EXCERPTED DATA
****************************************

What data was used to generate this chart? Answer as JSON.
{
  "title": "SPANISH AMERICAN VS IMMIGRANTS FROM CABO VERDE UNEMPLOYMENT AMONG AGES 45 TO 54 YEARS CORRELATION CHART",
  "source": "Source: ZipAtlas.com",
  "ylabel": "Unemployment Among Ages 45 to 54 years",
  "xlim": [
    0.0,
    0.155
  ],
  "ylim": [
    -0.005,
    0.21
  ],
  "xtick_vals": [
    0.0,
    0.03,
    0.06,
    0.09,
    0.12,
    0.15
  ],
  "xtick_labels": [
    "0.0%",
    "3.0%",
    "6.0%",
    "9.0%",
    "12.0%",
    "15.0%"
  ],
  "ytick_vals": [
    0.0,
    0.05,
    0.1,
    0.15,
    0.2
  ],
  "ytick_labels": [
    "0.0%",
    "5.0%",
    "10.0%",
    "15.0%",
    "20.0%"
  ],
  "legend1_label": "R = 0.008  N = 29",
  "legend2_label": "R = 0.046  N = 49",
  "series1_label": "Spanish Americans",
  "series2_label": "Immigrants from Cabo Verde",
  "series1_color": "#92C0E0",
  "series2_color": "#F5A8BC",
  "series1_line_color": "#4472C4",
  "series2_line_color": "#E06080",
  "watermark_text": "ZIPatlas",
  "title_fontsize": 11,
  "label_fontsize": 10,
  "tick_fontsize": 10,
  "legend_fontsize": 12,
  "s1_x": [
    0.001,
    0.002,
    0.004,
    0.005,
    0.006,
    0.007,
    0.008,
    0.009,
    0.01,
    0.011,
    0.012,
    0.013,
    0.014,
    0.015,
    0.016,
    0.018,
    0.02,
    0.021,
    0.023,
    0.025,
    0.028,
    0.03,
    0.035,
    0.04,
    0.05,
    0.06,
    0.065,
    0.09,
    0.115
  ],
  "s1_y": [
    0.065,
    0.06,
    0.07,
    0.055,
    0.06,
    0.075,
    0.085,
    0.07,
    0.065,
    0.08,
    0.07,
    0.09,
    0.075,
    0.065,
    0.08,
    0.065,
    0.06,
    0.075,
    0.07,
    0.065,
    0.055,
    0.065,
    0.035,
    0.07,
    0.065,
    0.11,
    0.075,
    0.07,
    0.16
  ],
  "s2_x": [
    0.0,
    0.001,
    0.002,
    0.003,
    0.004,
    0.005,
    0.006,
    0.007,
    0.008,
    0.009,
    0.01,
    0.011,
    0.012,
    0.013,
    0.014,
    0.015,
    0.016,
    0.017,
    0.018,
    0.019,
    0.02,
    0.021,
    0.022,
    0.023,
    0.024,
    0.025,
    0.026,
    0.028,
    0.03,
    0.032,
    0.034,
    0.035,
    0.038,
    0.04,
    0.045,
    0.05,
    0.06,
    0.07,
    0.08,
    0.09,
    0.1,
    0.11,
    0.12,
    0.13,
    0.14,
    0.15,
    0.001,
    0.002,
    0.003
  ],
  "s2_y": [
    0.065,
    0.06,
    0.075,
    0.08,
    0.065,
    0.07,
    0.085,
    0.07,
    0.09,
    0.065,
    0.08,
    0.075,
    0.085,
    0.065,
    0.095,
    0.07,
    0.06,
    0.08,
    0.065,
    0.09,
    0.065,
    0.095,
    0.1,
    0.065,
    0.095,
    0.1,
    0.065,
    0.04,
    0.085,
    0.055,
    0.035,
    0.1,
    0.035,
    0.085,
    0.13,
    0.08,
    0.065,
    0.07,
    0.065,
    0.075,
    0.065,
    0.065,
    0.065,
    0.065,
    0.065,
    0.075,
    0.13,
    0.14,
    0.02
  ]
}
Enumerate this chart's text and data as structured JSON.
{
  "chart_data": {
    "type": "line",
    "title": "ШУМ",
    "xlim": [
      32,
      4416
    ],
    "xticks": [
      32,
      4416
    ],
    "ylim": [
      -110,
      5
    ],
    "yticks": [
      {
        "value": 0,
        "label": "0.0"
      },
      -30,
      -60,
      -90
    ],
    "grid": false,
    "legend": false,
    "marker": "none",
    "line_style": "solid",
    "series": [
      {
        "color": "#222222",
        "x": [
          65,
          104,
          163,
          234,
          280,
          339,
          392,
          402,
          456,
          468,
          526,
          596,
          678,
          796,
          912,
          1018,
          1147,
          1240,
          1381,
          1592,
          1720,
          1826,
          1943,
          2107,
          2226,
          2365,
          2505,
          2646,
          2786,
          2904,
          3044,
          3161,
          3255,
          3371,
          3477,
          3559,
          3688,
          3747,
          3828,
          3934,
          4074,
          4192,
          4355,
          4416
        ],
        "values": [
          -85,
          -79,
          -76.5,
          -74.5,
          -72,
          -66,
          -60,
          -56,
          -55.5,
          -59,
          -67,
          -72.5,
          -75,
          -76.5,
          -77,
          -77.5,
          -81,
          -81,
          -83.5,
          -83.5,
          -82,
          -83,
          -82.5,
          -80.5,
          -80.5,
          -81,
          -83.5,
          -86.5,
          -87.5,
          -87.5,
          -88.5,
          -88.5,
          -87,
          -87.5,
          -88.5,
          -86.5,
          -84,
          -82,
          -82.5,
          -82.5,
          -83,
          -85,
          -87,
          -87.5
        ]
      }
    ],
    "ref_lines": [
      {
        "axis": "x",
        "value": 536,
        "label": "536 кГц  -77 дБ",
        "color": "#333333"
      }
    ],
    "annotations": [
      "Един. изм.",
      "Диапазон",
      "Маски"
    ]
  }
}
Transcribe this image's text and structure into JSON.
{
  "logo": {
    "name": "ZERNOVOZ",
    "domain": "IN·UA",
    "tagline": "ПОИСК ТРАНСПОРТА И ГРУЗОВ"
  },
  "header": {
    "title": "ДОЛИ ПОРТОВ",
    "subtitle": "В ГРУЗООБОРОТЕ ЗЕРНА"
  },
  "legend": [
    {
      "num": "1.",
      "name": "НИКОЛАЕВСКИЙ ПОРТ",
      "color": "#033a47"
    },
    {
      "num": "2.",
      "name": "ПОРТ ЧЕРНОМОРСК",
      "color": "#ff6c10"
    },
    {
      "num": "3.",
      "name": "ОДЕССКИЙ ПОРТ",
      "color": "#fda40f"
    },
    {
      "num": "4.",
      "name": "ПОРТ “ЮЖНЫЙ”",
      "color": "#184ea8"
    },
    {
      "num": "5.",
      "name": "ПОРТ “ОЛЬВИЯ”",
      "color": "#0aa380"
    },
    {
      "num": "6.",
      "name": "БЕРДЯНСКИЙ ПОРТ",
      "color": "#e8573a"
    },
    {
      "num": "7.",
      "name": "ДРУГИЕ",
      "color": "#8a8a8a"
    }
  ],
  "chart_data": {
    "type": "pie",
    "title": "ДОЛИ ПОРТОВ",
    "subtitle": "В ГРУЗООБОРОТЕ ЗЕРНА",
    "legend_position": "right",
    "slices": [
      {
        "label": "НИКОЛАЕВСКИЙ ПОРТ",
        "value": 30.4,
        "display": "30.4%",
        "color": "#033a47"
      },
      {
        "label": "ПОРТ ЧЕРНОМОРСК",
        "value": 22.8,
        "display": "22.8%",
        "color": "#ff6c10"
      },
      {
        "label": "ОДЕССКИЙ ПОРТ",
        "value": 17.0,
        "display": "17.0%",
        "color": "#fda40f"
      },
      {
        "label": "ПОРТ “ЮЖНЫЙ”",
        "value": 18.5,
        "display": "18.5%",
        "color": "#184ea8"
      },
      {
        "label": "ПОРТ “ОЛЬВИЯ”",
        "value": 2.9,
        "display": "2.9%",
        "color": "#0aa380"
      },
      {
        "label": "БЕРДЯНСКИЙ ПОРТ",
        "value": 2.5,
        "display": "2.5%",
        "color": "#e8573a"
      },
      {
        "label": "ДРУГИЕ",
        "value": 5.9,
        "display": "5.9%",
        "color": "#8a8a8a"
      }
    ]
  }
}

****************************************

TASK PROMPT
In the entries above, find every line with the word "this" and list it.

RESULT OF THE TASK
What data was used to generate this chart? Answer as JSON.
Enumerate this chart's text and data as structured JSON.
Transcribe this image's text and structure into JSON.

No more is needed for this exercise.